▸ Brief
Go through the entries below and print each one exactly, leaving out pictures.

-- START Material shown --

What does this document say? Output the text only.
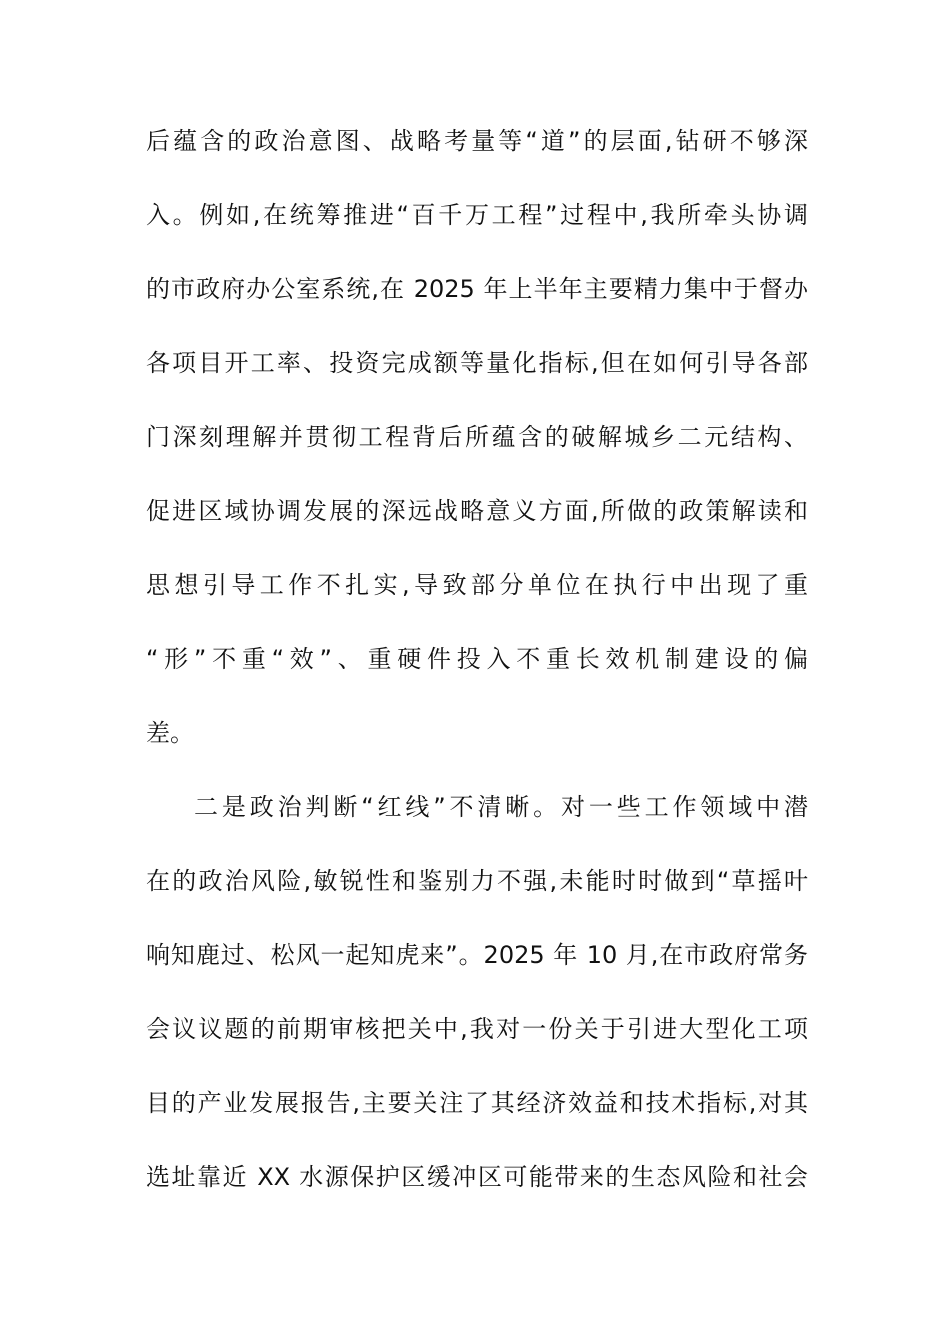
后蕴含的政治意图、战略考量等“道”的层面,钻研不够深
入。例如,在统筹推进“百千万工程”过程中,我所牵头协调
的市政府办公室系统,在 2025 年上半年主要精力集中于督办
各项目开工率、投资完成额等量化指标,但在如何引导各部
门深刻理解并贯彻工程背后所蕴含的破解城乡二元结构、
促进区域协调发展的深远战略意义方面,所做的政策解读和
思想引导工作不扎实,导致部分单位在执行中出现了重
“形”不重“效”、重硬件投入不重长效机制建设的偏
差。
二是政治判断“红线”不清晰。对一些工作领域中潜
在的政治风险,敏锐性和鉴别力不强,未能时时做到“草摇叶
响知鹿过、松风一起知虎来”。2025 年 10 月,在市政府常务
会议议题的前期审核把关中,我对一份关于引进大型化工项
目的产业发展报告,主要关注了其经济效益和技术指标,对其
选址靠近 XX 水源保护区缓冲区可能带来的生态风险和社会
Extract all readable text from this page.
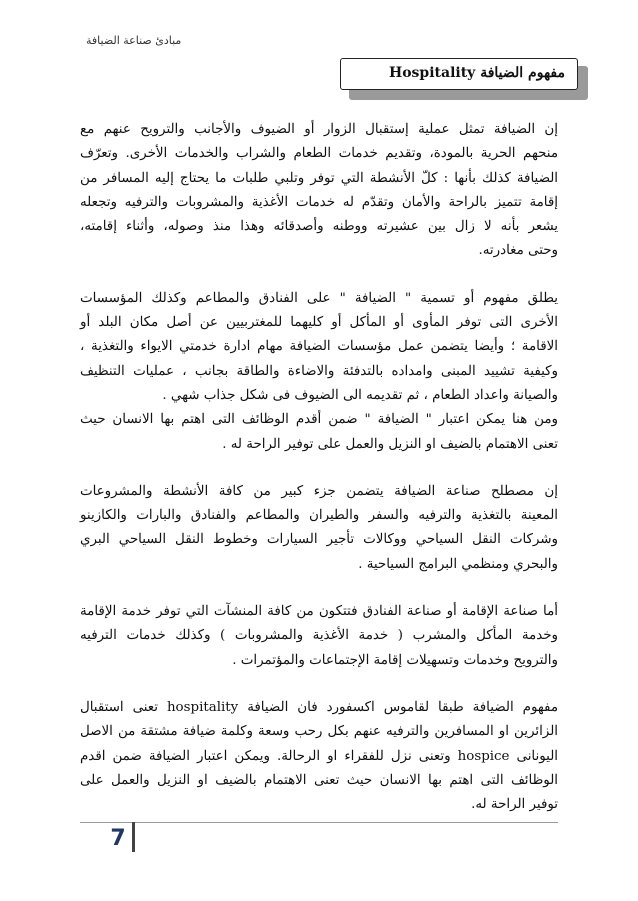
مبادئ صناعة الضيافة
مفهوم الضيافة Hospitality
إن الضيافة تمثل عملية إستقبال الزوار أو الضيوف والأجانب والترويح عنهم مع
منحهم الحرية بالمودة، وتقديم خدمات الطعام والشراب والخدمات الأخرى. وتعرّف
الضيافة كذلك بأنها : كلّ الأنشطة التي توفر وتلبي طلبات ما يحتاج إليه المسافر من
إقامة تتميز بالراحة والأمان وتقدّم له خدمات الأغذية والمشروبات والترفيه وتجعله
يشعر بأنه لا زال بين عشيرته ووطنه وأصدقائه وهذا منذ وصوله، وأثناء إقامته،
وحتى مغادرته.
يطلق مفهوم أو تسمية " الضيافة " على الفنادق والمطاعم وكذلك المؤسسات
الأخرى التى توفر المأوى أو المأكل أو كليهما للمغتربيين عن أصل مكان البلد أو
الاقامة ؛ وأيضا يتضمن عمل مؤسسات الضيافة مهام ادارة خدمتي الايواء والتغذية ،
وكيفية تشييد المبنى وامداده بالتدفئة والاضاءة والطاقة بجانب ، عمليات التنظيف
والصيانة واعداد الطعام ، ثم تقديمه الى الضيوف فى شكل جذاب شهي .
ومن هنا يمكن اعتبار " الضيافة " ضمن أقدم الوظائف التى اهتم بها الانسان حيث
تعنى الاهتمام بالضيف او النزيل والعمل على توفير الراحة له .
إن مصطلح صناعة الضيافة يتضمن جزء كبير من كافة الأنشطة والمشروعات
المعينة بالتغذية والترفيه والسفر والطيران والمطاعم والفنادق والبارات والكازينو
وشركات النقل السياحي ووكالات تأجير السيارات وخطوط النقل السياحي البري
والبحري ومنظمي البرامج السياحية .
أما صناعة الإقامة أو صناعة الفنادق فتتكون من كافة المنشآت التي توفر خدمة الإقامة
وخدمة المأكل والمشرب ( خدمة الأغذية والمشروبات ) وكذلك خدمات الترفيه
والترويح وخدمات وتسهيلات إقامة الإجتماعات والمؤتمرات .
مفهوم الضيافة طبقا لقاموس اكسفورد فان الضيافة hospitality تعنى استقبال
الزائرين او المسافرين والترفيه عنهم بكل رحب وسعة وكلمة ضيافة مشتقة من الاصل
اليونانى hospice وتعنى نزل للفقراء او الرحالة. ويمكن اعتبار الضيافة ضمن اقدم
الوظائف التى اهتم بها الانسان حيث تعنى الاهتمام بالضيف او النزيل والعمل على
توفير الراحة له.
7
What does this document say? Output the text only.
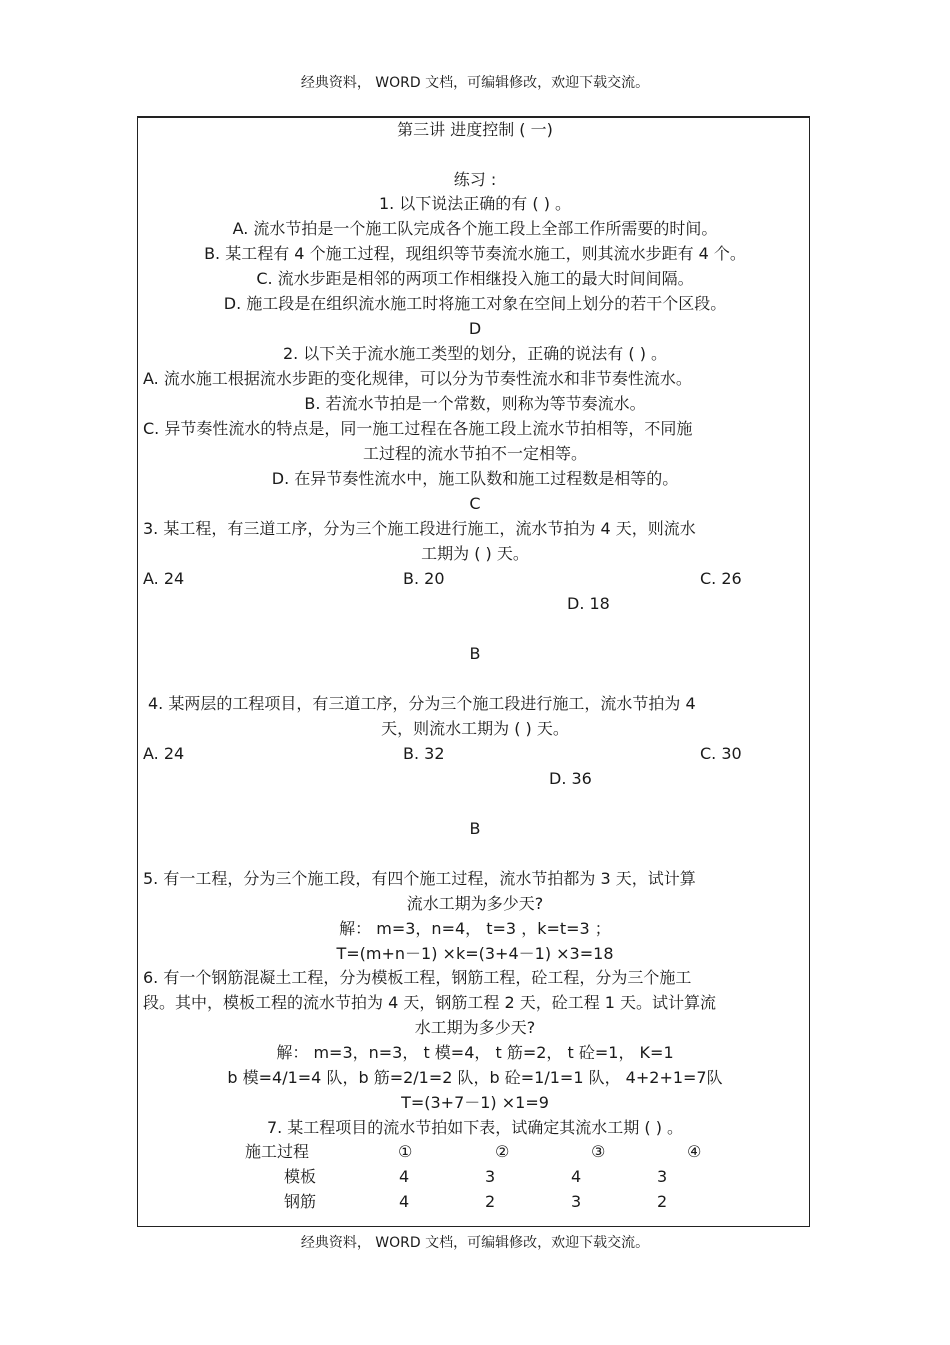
经典资料， WORD 文档，可编辑修改，欢迎下载交流。
第三讲 进度控制 ( 一)
练习 :
1. 以下说法正确的有 ( ) 。
A. 流水节拍是一个施工队完成各个施工段上全部工作所需要的时间。
B. 某工程有 4 个施工过程，现组织等节奏流水施工，则其流水步距有 4 个。
C. 流水步距是相邻的两项工作相继投入施工的最大时间间隔。
D. 施工段是在组织流水施工时将施工对象在空间上划分的若干个区段。
D
2. 以下关于流水施工类型的划分，正确的说法有 ( ) 。
A. 流水施工根据流水步距的变化规律，可以分为节奏性流水和非节奏性流水。
B. 若流水节拍是一个常数，则称为等节奏流水。
C. 异节奏性流水的特点是，同一施工过程在各施工段上流水节拍相等，不同施
工过程的流水节拍不一定相等。
D. 在异节奏性流水中，施工队数和施工过程数是相等的。
C
3. 某工程，有三道工序，分为三个施工段进行施工，流水节拍为 4 天，则流水
工期为 ( ) 天。
A. 24	B. 20	C. 26
D. 18
B
4. 某两层的工程项目，有三道工序，分为三个施工段进行施工，流水节拍为 4
天，则流水工期为 ( ) 天。
A. 24	B. 32	C. 30
D. 36
B
5. 有一工程，分为三个施工段，有四个施工过程，流水节拍都为 3 天，试计算
流水工期为多少天?
解： m=3，n=4， t=3 ，k=t=3 ；
T=(m+n－1) ×k=(3+4－1) ×3=18
6. 有一个钢筋混凝土工程，分为模板工程，钢筋工程，砼工程，分为三个施工
段。其中，模板工程的流水节拍为 4 天，钢筋工程 2 天，砼工程 1 天。试计算流
水工期为多少天?
解： m=3，n=3， t 模=4， t 筋=2， t 砼=1， K=1
b 模=4/1=4 队，b 筋=2/1=2 队，b 砼=1/1=1 队， 4+2+1=7队
T=(3+7－1) ×1=9
7. 某工程项目的流水节拍如下表，试确定其流水工期 ( ) 。
施工过程	①	②	③	④
模板	4	3	4	3
钢筋	4	2	3	2
经典资料， WORD 文档，可编辑修改，欢迎下载交流。
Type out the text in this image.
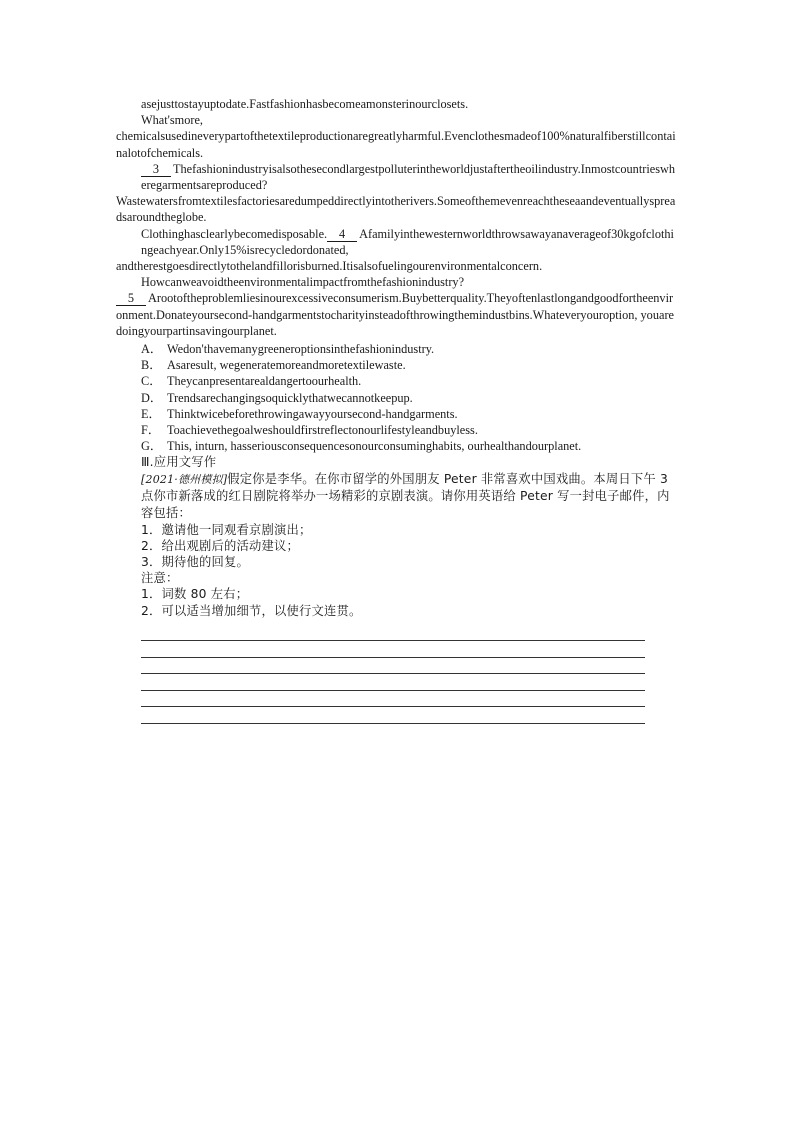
asejusttostayuptodate.Fastfashionhasbecomeamonsterinourclosets.

What'smore,

chemicalsusedineverypartofthetextileproductionaregreatlyharmful.Evenclothesmadeof100%naturalfiberstillcontainalotofchemicals.

3 Thefashionindustryisalsothesecondlargestpolluterintheworldjustaftertheoilindustry.Inmostcountrieswheregarmentsareproduced?

Wastewatersfromtextilesfactoriesaredumpeddirectlyintotherivers.Someofthemevenreachtheseaandeventuallyspreadsaroundtheglobe.

Clothinghasclearlybecomedisposable. 4 Afamilyinthewesternworldthrowsawayanaverageof30kgofclothingeachyear.Only15%isrecycledordonated,

andtherestgoesdirectlytothelandfillorisburned.Itisalsofuelingourenvironmentalconcern.

Howcanweavoidtheenvironmentalimpactfromthefashionindustry?

5 Arootoftheproblemliesinourexcessiveconsumerism.Buybetterquality.Theyoftenlastlongandgoodfortheenvironment.Donateyoursecond-handgarmentstocharityinsteadofthrowingthemindustbins.Whateveryouroption, youaredoingyourpartinsavingourplanet.

A． Wedon'thavemanygreeneroptionsinthefashionindustry.

B． Asaresult, wegeneratemoreandmoretextilewaste.

C． Theycanpresentarealdangertoourhealth.

D． Trendsarechangingsoquicklythatwecannotkeepup.

E． Thinktwicebeforethrowingawayyoursecond-handgarments.

F． Toachievethegoalweshouldfirstreflectonourlifestyleandbuyless.

G． This, inturn, hasseriousconsequencesonourconsuminghabits, ourhealthandourplanet.

Ⅲ.应用文写作

[2021·德州模拟]假定你是李华。在你市留学的外国朋友 Peter 非常喜欢中国戏曲。本周日下午 3 点你市新落成的红日剧院将举办一场精彩的京剧表演。请你用英语给 Peter 写一封电子邮件，内容包括：

1．邀请他一同观看京剧演出；

2．给出观剧后的活动建议；

3．期待他的回复。

注意：

1．词数 80 左右；

2．可以适当增加细节，以使行文连贯。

-- END Material shown --

▸ Response
What does this document say? Output the text only.
后蕴含的政治意图、战略考量等“道”的层面,钻研不够深
入。例如,在统筹推进“百千万工程”过程中,我所牵头协调
的市政府办公室系统,在 2025 年上半年主要精力集中于督办
各项目开工率、投资完成额等量化指标,但在如何引导各部
门深刻理解并贯彻工程背后所蕴含的破解城乡二元结构、
促进区域协调发展的深远战略意义方面,所做的政策解读和
思想引导工作不扎实,导致部分单位在执行中出现了重
“形”不重“效”、重硬件投入不重长效机制建设的偏
差。
二是政治判断“红线”不清晰。对一些工作领域中潜
在的政治风险,敏锐性和鉴别力不强,未能时时做到“草摇叶
响知鹿过、松风一起知虎来”。2025 年 10 月,在市政府常务
会议议题的前期审核把关中,我对一份关于引进大型化工项
目的产业发展报告,主要关注了其经济效益和技术指标,对其
选址靠近 XX 水源保护区缓冲区可能带来的生态风险和社会
Extract all readable text from this page.
مبادئ صناعة الضيافة
مفهوم الضيافة Hospitality
إن الضيافة تمثل عملية إستقبال الزوار أو الضيوف والأجانب والترويح عنهم مع
منحهم الحرية بالمودة، وتقديم خدمات الطعام والشراب والخدمات الأخرى. وتعرّف
الضيافة كذلك بأنها : كلّ الأنشطة التي توفر وتلبي طلبات ما يحتاج إليه المسافر من
إقامة تتميز بالراحة والأمان وتقدّم له خدمات الأغذية والمشروبات والترفيه وتجعله
يشعر بأنه لا زال بين عشيرته ووطنه وأصدقائه وهذا منذ وصوله، وأثناء إقامته،
وحتى مغادرته.
يطلق مفهوم أو تسمية " الضيافة " على الفنادق والمطاعم وكذلك المؤسسات
الأخرى التى توفر المأوى أو المأكل أو كليهما للمغتربيين عن أصل مكان البلد أو
الاقامة ؛ وأيضا يتضمن عمل مؤسسات الضيافة مهام ادارة خدمتي الايواء والتغذية ،
وكيفية تشييد المبنى وامداده بالتدفئة والاضاءة والطاقة بجانب ، عمليات التنظيف
والصيانة واعداد الطعام ، ثم تقديمه الى الضيوف فى شكل جذاب شهي .
ومن هنا يمكن اعتبار " الضيافة " ضمن أقدم الوظائف التى اهتم بها الانسان حيث
تعنى الاهتمام بالضيف او النزيل والعمل على توفير الراحة له .
إن مصطلح صناعة الضيافة يتضمن جزء كبير من كافة الأنشطة والمشروعات
المعينة بالتغذية والترفيه والسفر والطيران والمطاعم والفنادق والبارات والكازينو
وشركات النقل السياحي ووكالات تأجير السيارات وخطوط النقل السياحي البري
والبحري ومنظمي البرامج السياحية .
أما صناعة الإقامة أو صناعة الفنادق فتتكون من كافة المنشآت التي توفر خدمة الإقامة
وخدمة المأكل والمشرب ( خدمة الأغذية والمشروبات ) وكذلك خدمات الترفيه
والترويح وخدمات وتسهيلات إقامة الإجتماعات والمؤتمرات .
مفهوم الضيافة طبقا لقاموس اكسفورد فان الضيافة hospitality تعنى استقبال
الزائرين او المسافرين والترفيه عنهم بكل رحب وسعة وكلمة ضيافة مشتقة من الاصل
اليونانى hospice وتعنى نزل للفقراء او الرحالة. ويمكن اعتبار الضيافة ضمن اقدم
الوظائف التى اهتم بها الانسان حيث تعنى الاهتمام بالضيف او النزيل والعمل على
توفير الراحة له.
7
What does this document say? Output the text only.
经典资料， WORD 文档，可编辑修改，欢迎下载交流。
第三讲 进度控制 ( 一)
练习 :
1. 以下说法正确的有 ( ) 。
A. 流水节拍是一个施工队完成各个施工段上全部工作所需要的时间。
B. 某工程有 4 个施工过程，现组织等节奏流水施工，则其流水步距有 4 个。
C. 流水步距是相邻的两项工作相继投入施工的最大时间间隔。
D. 施工段是在组织流水施工时将施工对象在空间上划分的若干个区段。
D
2. 以下关于流水施工类型的划分，正确的说法有 ( ) 。
A. 流水施工根据流水步距的变化规律，可以分为节奏性流水和非节奏性流水。
B. 若流水节拍是一个常数，则称为等节奏流水。
C. 异节奏性流水的特点是，同一施工过程在各施工段上流水节拍相等，不同施
工过程的流水节拍不一定相等。
D. 在异节奏性流水中，施工队数和施工过程数是相等的。
C
3. 某工程，有三道工序，分为三个施工段进行施工，流水节拍为 4 天，则流水
工期为 ( ) 天。
A. 24	B. 20	C. 26
D. 18
B
4. 某两层的工程项目，有三道工序，分为三个施工段进行施工，流水节拍为 4
天，则流水工期为 ( ) 天。
A. 24	B. 32	C. 30
D. 36
B
5. 有一工程，分为三个施工段，有四个施工过程，流水节拍都为 3 天，试计算
流水工期为多少天?
解： m=3，n=4， t=3 ，k=t=3 ；
T=(m+n－1) ×k=(3+4－1) ×3=18
6. 有一个钢筋混凝土工程，分为模板工程，钢筋工程，砼工程，分为三个施工
段。其中，模板工程的流水节拍为 4 天，钢筋工程 2 天，砼工程 1 天。试计算流
水工期为多少天?
解： m=3，n=3， t 模=4， t 筋=2， t 砼=1， K=1
b 模=4/1=4 队，b 筋=2/1=2 队，b 砼=1/1=1 队， 4+2+1=7队
T=(3+7－1) ×1=9
7. 某工程项目的流水节拍如下表，试确定其流水工期 ( ) 。
施工过程	①	②	③	④
模板	4	3	4	3
钢筋	4	2	3	2
经典资料， WORD 文档，可编辑修改，欢迎下载交流。
Type out the text in this image.
asejusttostayuptodate.Fastfashionhasbecomeamonsterinourclosets.

What'smore,

chemicalsusedineverypartofthetextileproductionaregreatlyharmful.Evenclothesmadeof100%naturalfiberstillcontainalotofchemicals.

3 Thefashionindustryisalsothesecondlargestpolluterintheworldjustaftertheoilindustry.Inmostcountrieswheregarmentsareproduced?

Wastewatersfromtextilesfactoriesaredumpeddirectlyintotherivers.Someofthemevenreachtheseaandeventuallyspreadsaroundtheglobe.

Clothinghasclearlybecomedisposable. 4 Afamilyinthewesternworldthrowsawayanaverageof30kgofclothingeachyear.Only15%isrecycledordonated,

andtherestgoesdirectlytothelandfillorisburned.Itisalsofuelingourenvironmentalconcern.

Howcanweavoidtheenvironmentalimpactfromthefashionindustry?

5 Arootoftheproblemliesinourexcessiveconsumerism.Buybetterquality.Theyoftenlastlongandgoodfortheenvironment.Donateyoursecond-handgarmentstocharityinsteadofthrowingthemindustbins.Whateveryouroption, youaredoingyourpartinsavingourplanet.

A． Wedon'thavemanygreeneroptionsinthefashionindustry.

B． Asaresult, wegeneratemoreandmoretextilewaste.

C． Theycanpresentarealdangertoourhealth.

D． Trendsarechangingsoquicklythatwecannotkeepup.

E． Thinktwicebeforethrowingawayyoursecond-handgarments.

F． Toachievethegoalweshouldfirstreflectonourlifestyleandbuyless.

G． This, inturn, hasseriousconsequencesonourconsuminghabits, ourhealthandourplanet.

Ⅲ.应用文写作

[2021·德州模拟]假定你是李华。在你市留学的外国朋友 Peter 非常喜欢中国戏曲。本周日下午 3 点你市新落成的红日剧院将举办一场精彩的京剧表演。请你用英语给 Peter 写一封电子邮件，内容包括：

1．邀请他一同观看京剧演出；

2．给出观剧后的活动建议；

3．期待他的回复。

注意：

1．词数 80 左右；

2．可以适当增加细节，以使行文连贯。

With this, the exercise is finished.